# What is needed:
Look at each line below and tally those holding "groups"; answer with that figure and nothing else.

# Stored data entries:
Segment Open
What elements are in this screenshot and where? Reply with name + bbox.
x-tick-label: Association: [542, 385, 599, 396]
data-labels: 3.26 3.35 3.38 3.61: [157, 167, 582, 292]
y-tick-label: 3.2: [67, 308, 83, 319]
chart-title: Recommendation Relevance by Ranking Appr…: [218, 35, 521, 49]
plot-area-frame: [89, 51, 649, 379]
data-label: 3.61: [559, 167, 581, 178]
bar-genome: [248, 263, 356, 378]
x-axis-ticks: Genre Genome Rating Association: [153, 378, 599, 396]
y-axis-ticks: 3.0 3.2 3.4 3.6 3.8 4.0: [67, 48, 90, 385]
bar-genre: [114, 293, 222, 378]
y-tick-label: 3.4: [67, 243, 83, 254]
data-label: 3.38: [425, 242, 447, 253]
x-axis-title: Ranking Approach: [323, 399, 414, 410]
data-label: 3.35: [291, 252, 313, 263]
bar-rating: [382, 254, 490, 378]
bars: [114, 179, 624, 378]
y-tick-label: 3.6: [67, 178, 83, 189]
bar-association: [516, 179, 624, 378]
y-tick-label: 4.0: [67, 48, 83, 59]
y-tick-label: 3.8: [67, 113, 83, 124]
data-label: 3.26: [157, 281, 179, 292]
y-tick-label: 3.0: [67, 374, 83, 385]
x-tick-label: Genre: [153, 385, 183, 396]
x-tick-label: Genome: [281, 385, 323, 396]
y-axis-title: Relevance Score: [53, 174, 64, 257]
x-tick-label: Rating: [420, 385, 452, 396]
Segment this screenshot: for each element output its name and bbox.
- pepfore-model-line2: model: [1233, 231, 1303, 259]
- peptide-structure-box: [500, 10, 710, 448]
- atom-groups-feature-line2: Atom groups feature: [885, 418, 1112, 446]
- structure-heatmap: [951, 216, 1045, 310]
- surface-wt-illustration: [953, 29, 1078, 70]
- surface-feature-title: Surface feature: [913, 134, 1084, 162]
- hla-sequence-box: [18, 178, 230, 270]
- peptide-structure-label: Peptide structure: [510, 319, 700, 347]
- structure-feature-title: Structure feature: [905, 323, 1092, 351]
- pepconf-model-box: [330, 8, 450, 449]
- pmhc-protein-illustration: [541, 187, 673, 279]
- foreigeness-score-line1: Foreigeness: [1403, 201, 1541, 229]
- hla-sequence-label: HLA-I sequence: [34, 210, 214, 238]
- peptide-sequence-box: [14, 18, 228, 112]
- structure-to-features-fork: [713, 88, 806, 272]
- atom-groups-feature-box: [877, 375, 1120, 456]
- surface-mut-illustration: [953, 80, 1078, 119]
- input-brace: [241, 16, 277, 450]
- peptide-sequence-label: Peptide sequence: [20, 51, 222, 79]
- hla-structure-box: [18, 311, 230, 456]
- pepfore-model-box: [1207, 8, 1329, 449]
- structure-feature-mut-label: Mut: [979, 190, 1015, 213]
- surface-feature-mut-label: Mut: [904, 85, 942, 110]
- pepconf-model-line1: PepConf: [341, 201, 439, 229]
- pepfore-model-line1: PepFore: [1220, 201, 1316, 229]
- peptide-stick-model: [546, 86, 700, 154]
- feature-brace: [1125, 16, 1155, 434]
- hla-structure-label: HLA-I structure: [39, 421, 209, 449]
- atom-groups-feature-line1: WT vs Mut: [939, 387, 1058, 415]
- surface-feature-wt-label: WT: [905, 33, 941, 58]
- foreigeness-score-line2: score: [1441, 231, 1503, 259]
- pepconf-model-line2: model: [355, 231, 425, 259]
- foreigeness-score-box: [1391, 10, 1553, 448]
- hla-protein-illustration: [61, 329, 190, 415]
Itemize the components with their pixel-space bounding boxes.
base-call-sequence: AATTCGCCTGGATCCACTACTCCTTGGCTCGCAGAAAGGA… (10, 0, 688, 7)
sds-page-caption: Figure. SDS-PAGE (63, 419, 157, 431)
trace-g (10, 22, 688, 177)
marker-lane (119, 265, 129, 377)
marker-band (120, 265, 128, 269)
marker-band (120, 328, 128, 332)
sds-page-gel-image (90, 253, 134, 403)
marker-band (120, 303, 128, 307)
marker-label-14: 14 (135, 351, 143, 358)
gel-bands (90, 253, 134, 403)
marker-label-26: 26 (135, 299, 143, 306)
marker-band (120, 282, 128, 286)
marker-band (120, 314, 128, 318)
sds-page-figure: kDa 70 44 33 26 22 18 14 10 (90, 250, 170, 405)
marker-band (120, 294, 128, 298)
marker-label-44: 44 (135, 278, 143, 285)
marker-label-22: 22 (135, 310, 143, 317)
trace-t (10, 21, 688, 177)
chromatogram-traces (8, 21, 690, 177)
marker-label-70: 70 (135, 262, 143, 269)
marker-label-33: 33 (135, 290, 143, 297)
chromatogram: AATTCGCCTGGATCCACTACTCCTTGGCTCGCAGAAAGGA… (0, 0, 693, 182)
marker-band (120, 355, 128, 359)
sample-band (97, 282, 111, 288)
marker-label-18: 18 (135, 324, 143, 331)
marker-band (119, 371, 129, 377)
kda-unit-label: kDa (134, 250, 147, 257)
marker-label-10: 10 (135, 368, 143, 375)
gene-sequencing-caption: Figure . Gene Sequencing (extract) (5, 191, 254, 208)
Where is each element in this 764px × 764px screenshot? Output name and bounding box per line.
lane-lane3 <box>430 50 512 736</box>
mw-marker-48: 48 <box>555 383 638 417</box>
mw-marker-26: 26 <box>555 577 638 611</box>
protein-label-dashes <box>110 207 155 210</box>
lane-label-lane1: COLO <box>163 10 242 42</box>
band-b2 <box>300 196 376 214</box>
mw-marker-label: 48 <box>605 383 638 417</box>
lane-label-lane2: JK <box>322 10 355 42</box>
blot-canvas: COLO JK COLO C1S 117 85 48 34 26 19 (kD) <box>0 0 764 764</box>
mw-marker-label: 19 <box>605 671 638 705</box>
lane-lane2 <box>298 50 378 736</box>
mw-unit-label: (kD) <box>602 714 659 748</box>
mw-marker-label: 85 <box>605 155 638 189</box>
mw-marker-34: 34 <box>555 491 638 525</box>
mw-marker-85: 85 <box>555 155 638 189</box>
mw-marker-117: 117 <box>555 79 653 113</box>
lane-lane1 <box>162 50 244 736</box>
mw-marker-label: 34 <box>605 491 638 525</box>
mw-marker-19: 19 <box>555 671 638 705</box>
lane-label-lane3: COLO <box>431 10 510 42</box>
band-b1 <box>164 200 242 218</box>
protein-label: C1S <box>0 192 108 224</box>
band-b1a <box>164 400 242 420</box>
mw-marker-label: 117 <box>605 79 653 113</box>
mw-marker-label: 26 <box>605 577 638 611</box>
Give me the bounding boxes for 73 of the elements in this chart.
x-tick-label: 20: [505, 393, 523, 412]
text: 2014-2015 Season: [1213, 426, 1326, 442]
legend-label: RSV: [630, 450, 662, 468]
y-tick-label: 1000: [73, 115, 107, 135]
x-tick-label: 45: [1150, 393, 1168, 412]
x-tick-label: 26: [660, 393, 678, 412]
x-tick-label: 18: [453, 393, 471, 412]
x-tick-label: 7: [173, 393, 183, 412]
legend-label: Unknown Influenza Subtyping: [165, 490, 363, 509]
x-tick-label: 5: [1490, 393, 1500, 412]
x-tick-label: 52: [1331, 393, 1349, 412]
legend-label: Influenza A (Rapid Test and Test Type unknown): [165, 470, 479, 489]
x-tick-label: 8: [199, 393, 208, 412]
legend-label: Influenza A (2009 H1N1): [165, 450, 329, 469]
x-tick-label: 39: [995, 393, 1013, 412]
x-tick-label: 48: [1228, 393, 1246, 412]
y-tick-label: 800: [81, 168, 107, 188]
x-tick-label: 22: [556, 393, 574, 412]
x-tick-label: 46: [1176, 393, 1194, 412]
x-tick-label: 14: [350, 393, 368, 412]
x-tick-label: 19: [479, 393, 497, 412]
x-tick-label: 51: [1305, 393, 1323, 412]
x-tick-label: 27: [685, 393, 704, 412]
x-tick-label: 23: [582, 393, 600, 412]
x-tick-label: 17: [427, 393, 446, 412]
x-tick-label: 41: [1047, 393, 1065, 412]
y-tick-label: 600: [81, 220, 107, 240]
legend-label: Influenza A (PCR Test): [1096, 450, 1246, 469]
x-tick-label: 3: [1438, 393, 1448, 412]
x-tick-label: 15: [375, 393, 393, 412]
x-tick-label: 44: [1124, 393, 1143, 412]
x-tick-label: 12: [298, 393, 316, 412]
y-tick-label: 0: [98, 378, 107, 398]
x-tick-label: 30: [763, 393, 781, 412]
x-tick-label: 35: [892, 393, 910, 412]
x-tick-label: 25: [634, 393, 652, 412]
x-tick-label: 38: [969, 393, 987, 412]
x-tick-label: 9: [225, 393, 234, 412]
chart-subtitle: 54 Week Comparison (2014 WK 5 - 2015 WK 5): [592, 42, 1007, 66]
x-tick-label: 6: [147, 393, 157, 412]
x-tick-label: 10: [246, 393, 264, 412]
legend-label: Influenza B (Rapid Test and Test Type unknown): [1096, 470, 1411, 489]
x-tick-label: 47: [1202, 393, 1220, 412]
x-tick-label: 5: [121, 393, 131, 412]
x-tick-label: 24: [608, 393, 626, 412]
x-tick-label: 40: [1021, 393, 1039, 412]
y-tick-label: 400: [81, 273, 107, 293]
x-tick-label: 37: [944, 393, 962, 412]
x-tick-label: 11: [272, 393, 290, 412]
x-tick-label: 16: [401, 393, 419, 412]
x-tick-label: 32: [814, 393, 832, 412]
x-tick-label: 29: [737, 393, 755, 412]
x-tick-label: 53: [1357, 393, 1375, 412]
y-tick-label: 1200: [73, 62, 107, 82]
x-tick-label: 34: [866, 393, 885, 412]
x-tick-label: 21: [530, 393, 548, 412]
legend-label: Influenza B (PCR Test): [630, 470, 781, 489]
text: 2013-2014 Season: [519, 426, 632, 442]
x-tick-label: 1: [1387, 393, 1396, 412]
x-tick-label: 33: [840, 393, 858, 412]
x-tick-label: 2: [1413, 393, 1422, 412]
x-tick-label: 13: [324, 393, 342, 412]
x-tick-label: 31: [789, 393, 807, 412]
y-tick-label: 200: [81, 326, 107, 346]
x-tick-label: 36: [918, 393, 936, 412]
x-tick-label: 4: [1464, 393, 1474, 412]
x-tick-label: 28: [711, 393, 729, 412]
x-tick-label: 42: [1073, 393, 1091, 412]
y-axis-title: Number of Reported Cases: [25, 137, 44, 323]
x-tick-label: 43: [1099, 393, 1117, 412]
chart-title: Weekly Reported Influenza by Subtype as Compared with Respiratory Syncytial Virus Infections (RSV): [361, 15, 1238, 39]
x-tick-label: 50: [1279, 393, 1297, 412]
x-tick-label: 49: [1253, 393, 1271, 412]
Segment Closed
# Response:
3